_Exercise brief_
Could you transcribe the material below exactly, without leaving out a single line?

_Extracted data_
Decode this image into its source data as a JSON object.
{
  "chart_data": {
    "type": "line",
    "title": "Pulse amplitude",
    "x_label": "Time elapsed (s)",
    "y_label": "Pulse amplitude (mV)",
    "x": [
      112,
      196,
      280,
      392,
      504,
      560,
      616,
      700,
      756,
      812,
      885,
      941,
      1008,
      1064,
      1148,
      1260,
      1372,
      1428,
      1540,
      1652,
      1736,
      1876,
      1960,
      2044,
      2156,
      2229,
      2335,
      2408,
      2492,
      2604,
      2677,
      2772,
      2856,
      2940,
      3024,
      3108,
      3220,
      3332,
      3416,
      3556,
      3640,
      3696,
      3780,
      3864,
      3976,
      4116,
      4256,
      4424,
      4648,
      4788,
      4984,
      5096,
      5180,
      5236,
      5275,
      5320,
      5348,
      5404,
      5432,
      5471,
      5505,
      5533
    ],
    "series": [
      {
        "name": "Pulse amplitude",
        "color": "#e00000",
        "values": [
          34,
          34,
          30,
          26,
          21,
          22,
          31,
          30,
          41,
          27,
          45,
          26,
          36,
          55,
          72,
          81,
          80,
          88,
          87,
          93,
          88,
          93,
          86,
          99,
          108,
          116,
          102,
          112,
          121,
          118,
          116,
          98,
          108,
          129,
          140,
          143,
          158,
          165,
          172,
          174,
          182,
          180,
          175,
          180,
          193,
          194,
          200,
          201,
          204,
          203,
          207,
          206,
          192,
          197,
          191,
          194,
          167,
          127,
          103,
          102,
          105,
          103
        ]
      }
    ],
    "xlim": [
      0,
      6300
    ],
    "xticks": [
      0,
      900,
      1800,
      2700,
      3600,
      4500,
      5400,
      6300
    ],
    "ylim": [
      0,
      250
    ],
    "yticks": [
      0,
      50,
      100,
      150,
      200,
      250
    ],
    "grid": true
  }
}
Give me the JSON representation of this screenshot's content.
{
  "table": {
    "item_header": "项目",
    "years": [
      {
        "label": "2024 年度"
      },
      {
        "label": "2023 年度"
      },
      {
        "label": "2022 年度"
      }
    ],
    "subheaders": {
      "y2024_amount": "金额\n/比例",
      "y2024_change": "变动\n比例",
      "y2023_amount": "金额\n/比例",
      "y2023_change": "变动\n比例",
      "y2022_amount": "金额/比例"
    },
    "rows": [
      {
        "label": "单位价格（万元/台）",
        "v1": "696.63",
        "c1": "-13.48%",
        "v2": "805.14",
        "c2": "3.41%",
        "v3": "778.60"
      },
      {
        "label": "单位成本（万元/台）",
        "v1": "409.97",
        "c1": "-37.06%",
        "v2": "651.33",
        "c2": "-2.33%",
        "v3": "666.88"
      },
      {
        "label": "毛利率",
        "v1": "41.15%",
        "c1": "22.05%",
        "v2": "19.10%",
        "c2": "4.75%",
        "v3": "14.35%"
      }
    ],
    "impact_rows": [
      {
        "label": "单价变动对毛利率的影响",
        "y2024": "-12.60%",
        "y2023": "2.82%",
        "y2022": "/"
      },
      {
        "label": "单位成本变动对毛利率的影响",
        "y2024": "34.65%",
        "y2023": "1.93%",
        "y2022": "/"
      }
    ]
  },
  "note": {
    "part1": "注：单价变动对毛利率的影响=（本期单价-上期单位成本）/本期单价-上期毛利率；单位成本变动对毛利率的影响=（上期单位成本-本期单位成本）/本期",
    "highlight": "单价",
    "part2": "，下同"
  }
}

_Result for this exercise_
Decode this image into its source data as a JSON object.
{
  "chart_data": {
    "type": "line",
    "title": "Pulse amplitude",
    "x_label": "Time elapsed (s)",
    "y_label": "Pulse amplitude (mV)",
    "x": [
      112,
      196,
      280,
      392,
      504,
      560,
      616,
      700,
      756,
      812,
      885,
      941,
      1008,
      1064,
      1148,
      1260,
      1372,
      1428,
      1540,
      1652,
      1736,
      1876,
      1960,
      2044,
      2156,
      2229,
      2335,
      2408,
      2492,
      2604,
      2677,
      2772,
      2856,
      2940,
      3024,
      3108,
      3220,
      3332,
      3416,
      3556,
      3640,
      3696,
      3780,
      3864,
      3976,
      4116,
      4256,
      4424,
      4648,
      4788,
      4984,
      5096,
      5180,
      5236,
      5275,
      5320,
      5348,
      5404,
      5432,
      5471,
      5505,
      5533
    ],
    "series": [
      {
        "name": "Pulse amplitude",
        "color": "#e00000",
        "values": [
          34,
          34,
          30,
          26,
          21,
          22,
          31,
          30,
          41,
          27,
          45,
          26,
          36,
          55,
          72,
          81,
          80,
          88,
          87,
          93,
          88,
          93,
          86,
          99,
          108,
          116,
          102,
          112,
          121,
          118,
          116,
          98,
          108,
          129,
          140,
          143,
          158,
          165,
          172,
          174,
          182,
          180,
          175,
          180,
          193,
          194,
          200,
          201,
          204,
          203,
          207,
          206,
          192,
          197,
          191,
          194,
          167,
          127,
          103,
          102,
          105,
          103
        ]
      }
    ],
    "xlim": [
      0,
      6300
    ],
    "xticks": [
      0,
      900,
      1800,
      2700,
      3600,
      4500,
      5400,
      6300
    ],
    "ylim": [
      0,
      250
    ],
    "yticks": [
      0,
      50,
      100,
      150,
      200,
      250
    ],
    "grid": true
  }
}
Give me the JSON representation of this screenshot's content.
{
  "table": {
    "item_header": "项目",
    "years": [
      {
        "label": "2024 年度"
      },
      {
        "label": "2023 年度"
      },
      {
        "label": "2022 年度"
      }
    ],
    "subheaders": {
      "y2024_amount": "金额\n/比例",
      "y2024_change": "变动\n比例",
      "y2023_amount": "金额\n/比例",
      "y2023_change": "变动\n比例",
      "y2022_amount": "金额/比例"
    },
    "rows": [
      {
        "label": "单位价格（万元/台）",
        "v1": "696.63",
        "c1": "-13.48%",
        "v2": "805.14",
        "c2": "3.41%",
        "v3": "778.60"
      },
      {
        "label": "单位成本（万元/台）",
        "v1": "409.97",
        "c1": "-37.06%",
        "v2": "651.33",
        "c2": "-2.33%",
        "v3": "666.88"
      },
      {
        "label": "毛利率",
        "v1": "41.15%",
        "c1": "22.05%",
        "v2": "19.10%",
        "c2": "4.75%",
        "v3": "14.35%"
      }
    ],
    "impact_rows": [
      {
        "label": "单价变动对毛利率的影响",
        "y2024": "-12.60%",
        "y2023": "2.82%",
        "y2022": "/"
      },
      {
        "label": "单位成本变动对毛利率的影响",
        "y2024": "34.65%",
        "y2023": "1.93%",
        "y2022": "/"
      }
    ]
  },
  "note": {
    "part1": "注：单价变动对毛利率的影响=（本期单价-上期单位成本）/本期单价-上期毛利率；单位成本变动对毛利率的影响=（上期单位成本-本期单位成本）/本期",
    "highlight": "单价",
    "part2": "，下同"
  }
}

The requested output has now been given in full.